■ INPUT DATA:
_ _ _ _ _
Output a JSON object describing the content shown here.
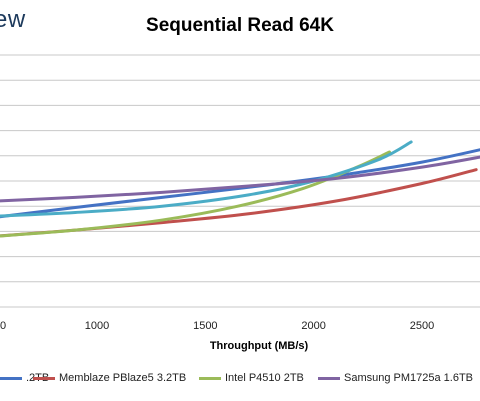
{
  "header": {
    "logo_text": "ew"
  },
  "chart_data": {
    "type": "line",
    "title": "Sequential Read 64K",
    "xlabel": "Throughput (MB/s)",
    "ylabel": "",
    "x_ticks": [
      1000,
      1500,
      2000,
      2500
    ],
    "x_tick_labels": [
      "1000",
      "1500",
      "2000",
      "2500"
    ],
    "grid": "horizontal",
    "legend_position": "bottom",
    "series": [
      {
        "name": ".2TB",
        "color": "#4472c4",
        "x": [
          520,
          900,
          1300,
          1700,
          2100,
          2500,
          2850
        ],
        "y": [
          0.645,
          0.605,
          0.565,
          0.525,
          0.48,
          0.425,
          0.36
        ]
      },
      {
        "name": "Memblaze PBlaze5 3.2TB",
        "color": "#c0504d",
        "x": [
          520,
          900,
          1300,
          1700,
          2100,
          2500,
          2750
        ],
        "y": [
          0.72,
          0.695,
          0.665,
          0.63,
          0.58,
          0.51,
          0.455
        ]
      },
      {
        "name": "Intel P4510 2TB",
        "color": "#9bbb59",
        "x": [
          520,
          900,
          1300,
          1650,
          1950,
          2200,
          2350
        ],
        "y": [
          0.72,
          0.695,
          0.655,
          0.6,
          0.53,
          0.445,
          0.385
        ]
      },
      {
        "name": "",
        "color": "#4bacc6",
        "x": [
          520,
          900,
          1300,
          1700,
          2000,
          2300,
          2450
        ],
        "y": [
          0.64,
          0.625,
          0.6,
          0.555,
          0.5,
          0.415,
          0.345
        ]
      },
      {
        "name": "Samsung PM1725a 1.6TB",
        "color": "#8064a2",
        "x": [
          520,
          900,
          1300,
          1700,
          2100,
          2500,
          2800
        ],
        "y": [
          0.58,
          0.565,
          0.545,
          0.52,
          0.49,
          0.445,
          0.4
        ]
      }
    ]
  },
  "legend": [
    {
      "label": ".2TB",
      "color": "#4472c4"
    },
    {
      "label": "Memblaze PBlaze5 3.2TB",
      "color": "#c0504d"
    },
    {
      "label": "Intel P4510 2TB",
      "color": "#9bbb59"
    },
    {
      "label": "Samsung PM1725a 1.6TB",
      "color": "#8064a2"
    }
  ]
}
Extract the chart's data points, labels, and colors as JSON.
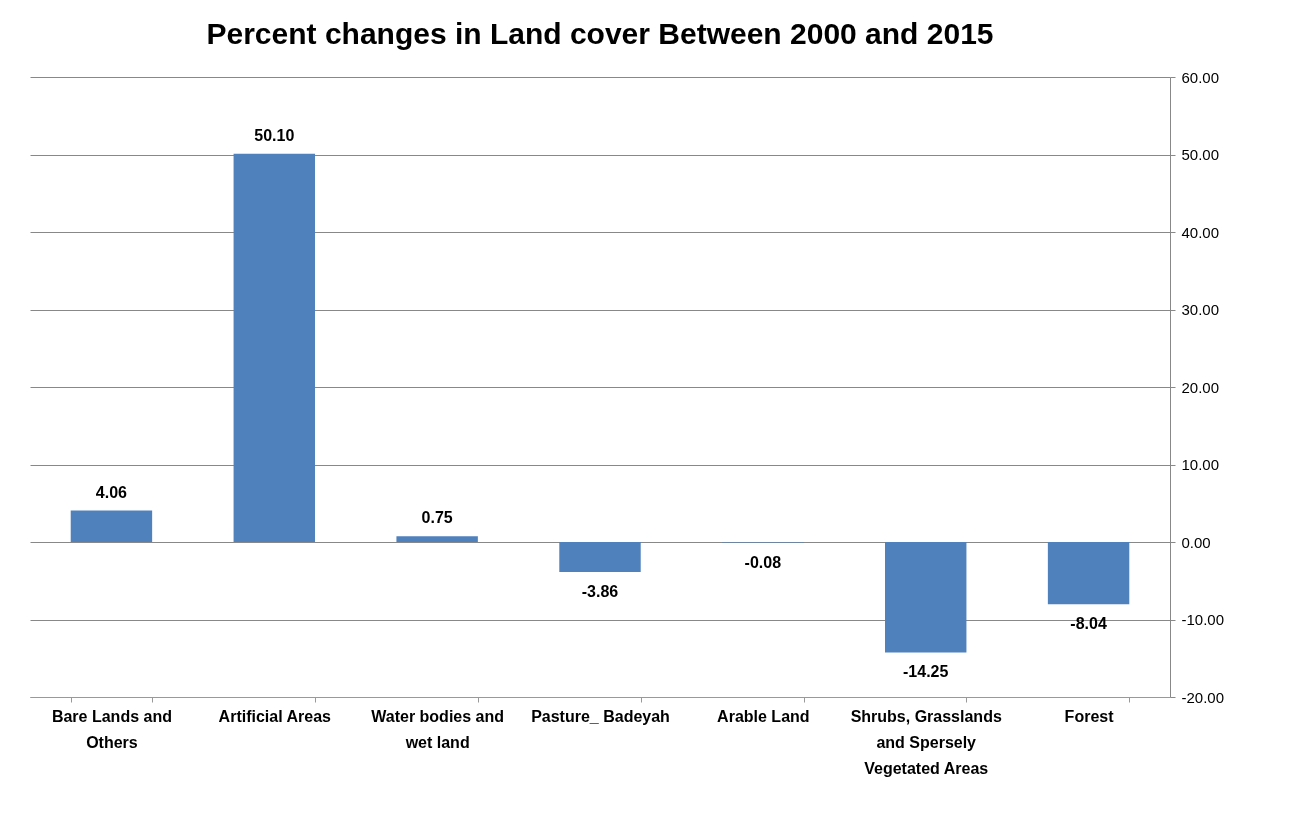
{
  "chart_data": {
    "type": "bar",
    "title": "Percent changes in Land cover Between 2000 and 2015",
    "categories": [
      "Bare Lands and Others",
      "Artificial Areas",
      "Water bodies and wet land",
      "Pasture_ Badeyah",
      "Arable Land",
      "Shrubs, Grasslands and Spersely Vegetated Areas",
      "Forest"
    ],
    "values": [
      4.06,
      50.1,
      0.75,
      -3.86,
      -0.08,
      -14.25,
      -8.04
    ],
    "value_labels": [
      "4.06",
      "50.10",
      "0.75",
      "-3.86",
      "-0.08",
      "-14.25",
      "-8.04"
    ],
    "color": "#4f81bd",
    "ylim": [
      -20,
      60
    ],
    "yticks": [
      {
        "value": -20,
        "label": "-20.00"
      },
      {
        "value": -10,
        "label": "-10.00"
      },
      {
        "value": 0,
        "label": "0.00"
      },
      {
        "value": 10,
        "label": "10.00"
      },
      {
        "value": 20,
        "label": "20.00"
      },
      {
        "value": 30,
        "label": "30.00"
      },
      {
        "value": 40,
        "label": "40.00"
      },
      {
        "value": 50,
        "label": "50.00"
      },
      {
        "value": 60,
        "label": "60.00"
      }
    ],
    "grid": "y"
  }
}
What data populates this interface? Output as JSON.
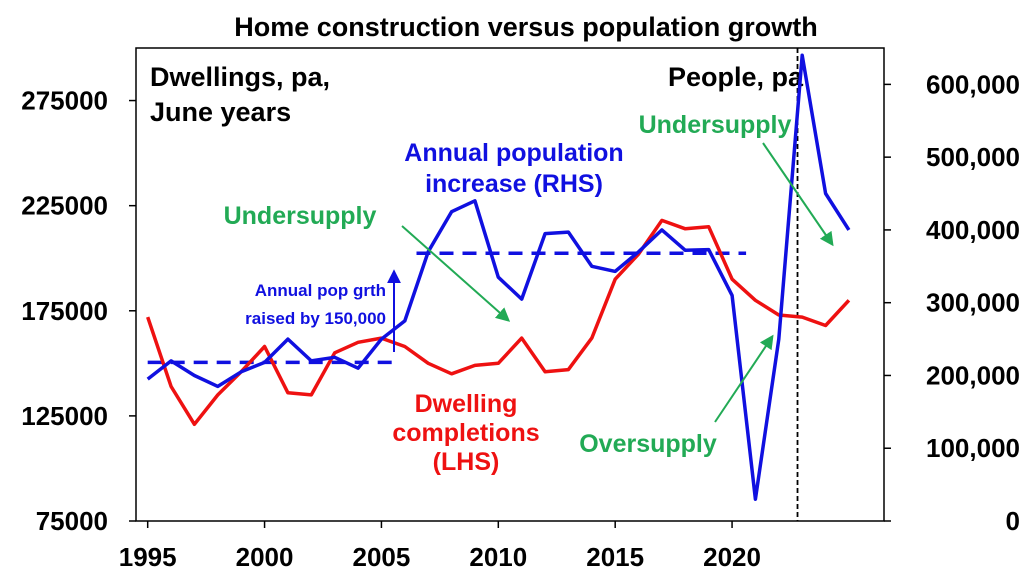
{
  "chart_data": {
    "type": "line",
    "title": "Home construction versus population growth",
    "left_axis_label": [
      "Dwellings, pa,",
      "June years"
    ],
    "right_axis_label": "People, pa",
    "xlim": [
      1994.5,
      2026.5
    ],
    "x_ticks": [
      1995,
      2000,
      2005,
      2010,
      2015,
      2020
    ],
    "ylim_left": [
      75000,
      300000
    ],
    "y_ticks_left": [
      "75000",
      "125000",
      "175000",
      "225000",
      "275000"
    ],
    "y_tick_values_left": [
      75000,
      125000,
      175000,
      225000,
      275000
    ],
    "ylim_right": [
      0,
      650000
    ],
    "y_ticks_right": [
      "0",
      "100,000",
      "200,000",
      "300,000",
      "400,000",
      "500,000",
      "600,000"
    ],
    "y_tick_values_right": [
      0,
      100000,
      200000,
      300000,
      400000,
      500000,
      600000
    ],
    "series": [
      {
        "name": "Annual population increase (RHS)",
        "axis": "right",
        "color": "#1010e0",
        "x": [
          1995,
          1996,
          1997,
          1998,
          1999,
          2000,
          2001,
          2002,
          2003,
          2004,
          2005,
          2006,
          2007,
          2008,
          2009,
          2010,
          2011,
          2012,
          2013,
          2014,
          2015,
          2016,
          2017,
          2018,
          2019,
          2020,
          2021,
          2022,
          2023,
          2024,
          2025
        ],
        "values": [
          195000,
          220000,
          200000,
          185000,
          205000,
          218000,
          250000,
          220000,
          225000,
          210000,
          250000,
          275000,
          370000,
          425000,
          440000,
          335000,
          305000,
          395000,
          397000,
          350000,
          343000,
          370000,
          400000,
          372000,
          373000,
          310000,
          30000,
          250000,
          640000,
          450000,
          400000
        ]
      },
      {
        "name": "Dwelling completions (LHS)",
        "axis": "left",
        "color": "#ee1111",
        "x": [
          1995,
          1996,
          1997,
          1998,
          1999,
          2000,
          2001,
          2002,
          2003,
          2004,
          2005,
          2006,
          2007,
          2008,
          2009,
          2010,
          2011,
          2012,
          2013,
          2014,
          2015,
          2016,
          2017,
          2018,
          2019,
          2020,
          2021,
          2022,
          2023,
          2024,
          2025
        ],
        "values": [
          172000,
          139000,
          121000,
          135000,
          146000,
          158000,
          136000,
          135000,
          155000,
          160000,
          162000,
          158000,
          150000,
          145000,
          149000,
          150000,
          162000,
          146000,
          147000,
          162000,
          190000,
          202000,
          218000,
          214000,
          215000,
          190000,
          180000,
          173000,
          172000,
          168000,
          180000
        ]
      }
    ],
    "reference_lines": [
      {
        "style": "dashed",
        "color": "#1010e0",
        "axis": "right",
        "x_start": 1995,
        "x_end": 2005.6,
        "value": 218000
      },
      {
        "style": "dashed",
        "color": "#1010e0",
        "axis": "right",
        "x_start": 2006.5,
        "x_end": 2020.6,
        "value": 368000
      },
      {
        "style": "dotted-vertical",
        "color": "#000000",
        "x": 2022.8
      }
    ],
    "annotations": {
      "pop_label": [
        "Annual population",
        "increase (RHS)"
      ],
      "dwell_label": [
        "Dwelling",
        "completions",
        "(LHS)"
      ],
      "pop_growth_note": [
        "Annual pop grth",
        "raised by 150,000"
      ],
      "undersupply_1": "Undersupply",
      "undersupply_2": "Undersupply",
      "oversupply": "Oversupply",
      "annotation_color": "#22aa55"
    }
  }
}
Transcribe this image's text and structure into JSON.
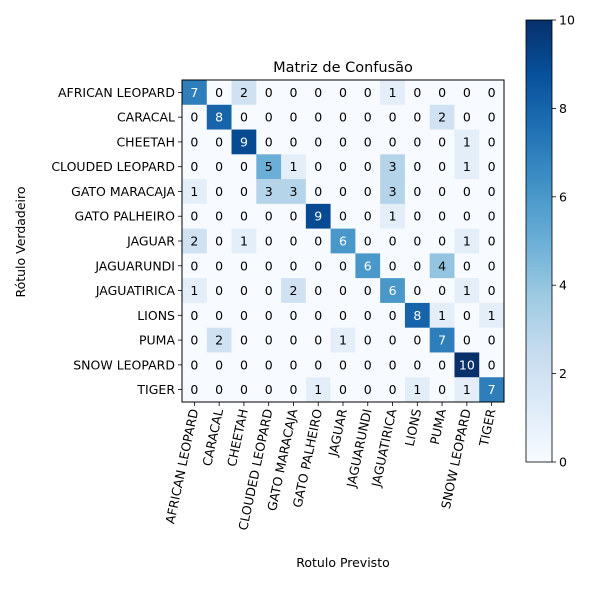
{
  "chart_data": {
    "type": "heatmap",
    "title": "Matriz de Confusão",
    "xlabel": "Rotulo Previsto",
    "ylabel": "Rótulo Verdadeiro",
    "labels": [
      "AFRICAN LEOPARD",
      "CARACAL",
      "CHEETAH",
      "CLOUDED LEOPARD",
      "GATO MARACAJA",
      "GATO PALHEIRO",
      "JAGUAR",
      "JAGUARUNDI",
      "JAGUATIRICA",
      "LIONS",
      "PUMA",
      "SNOW LEOPARD",
      "TIGER"
    ],
    "matrix": [
      [
        7,
        0,
        2,
        0,
        0,
        0,
        0,
        0,
        1,
        0,
        0,
        0,
        0
      ],
      [
        0,
        8,
        0,
        0,
        0,
        0,
        0,
        0,
        0,
        0,
        2,
        0,
        0
      ],
      [
        0,
        0,
        9,
        0,
        0,
        0,
        0,
        0,
        0,
        0,
        0,
        1,
        0
      ],
      [
        0,
        0,
        0,
        5,
        1,
        0,
        0,
        0,
        3,
        0,
        0,
        1,
        0
      ],
      [
        1,
        0,
        0,
        3,
        3,
        0,
        0,
        0,
        3,
        0,
        0,
        0,
        0
      ],
      [
        0,
        0,
        0,
        0,
        0,
        9,
        0,
        0,
        1,
        0,
        0,
        0,
        0
      ],
      [
        2,
        0,
        1,
        0,
        0,
        0,
        6,
        0,
        0,
        0,
        0,
        1,
        0
      ],
      [
        0,
        0,
        0,
        0,
        0,
        0,
        0,
        6,
        0,
        0,
        4,
        0,
        0
      ],
      [
        1,
        0,
        0,
        0,
        2,
        0,
        0,
        0,
        6,
        0,
        0,
        1,
        0
      ],
      [
        0,
        0,
        0,
        0,
        0,
        0,
        0,
        0,
        0,
        8,
        1,
        0,
        1
      ],
      [
        0,
        2,
        0,
        0,
        0,
        0,
        1,
        0,
        0,
        0,
        7,
        0,
        0
      ],
      [
        0,
        0,
        0,
        0,
        0,
        0,
        0,
        0,
        0,
        0,
        0,
        10,
        0
      ],
      [
        0,
        0,
        0,
        0,
        0,
        1,
        0,
        0,
        0,
        1,
        0,
        1,
        7
      ]
    ],
    "colormap": "Blues",
    "vmin": 0,
    "vmax": 10,
    "colorbar_ticks": [
      0,
      2,
      4,
      6,
      8,
      10
    ],
    "text_color_light": "#ffffff",
    "text_color_dark": "#000000"
  }
}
_ _ _ _ _
■ WHAT THIS TASK INVOLVES: Copy each line of the listing that holds the word "Memblaze".

■ SOLVED EXERCISE:
        "name": "Memblaze PBlaze5 3.2TB",
      "label": "Memblaze PBlaze5 3.2TB",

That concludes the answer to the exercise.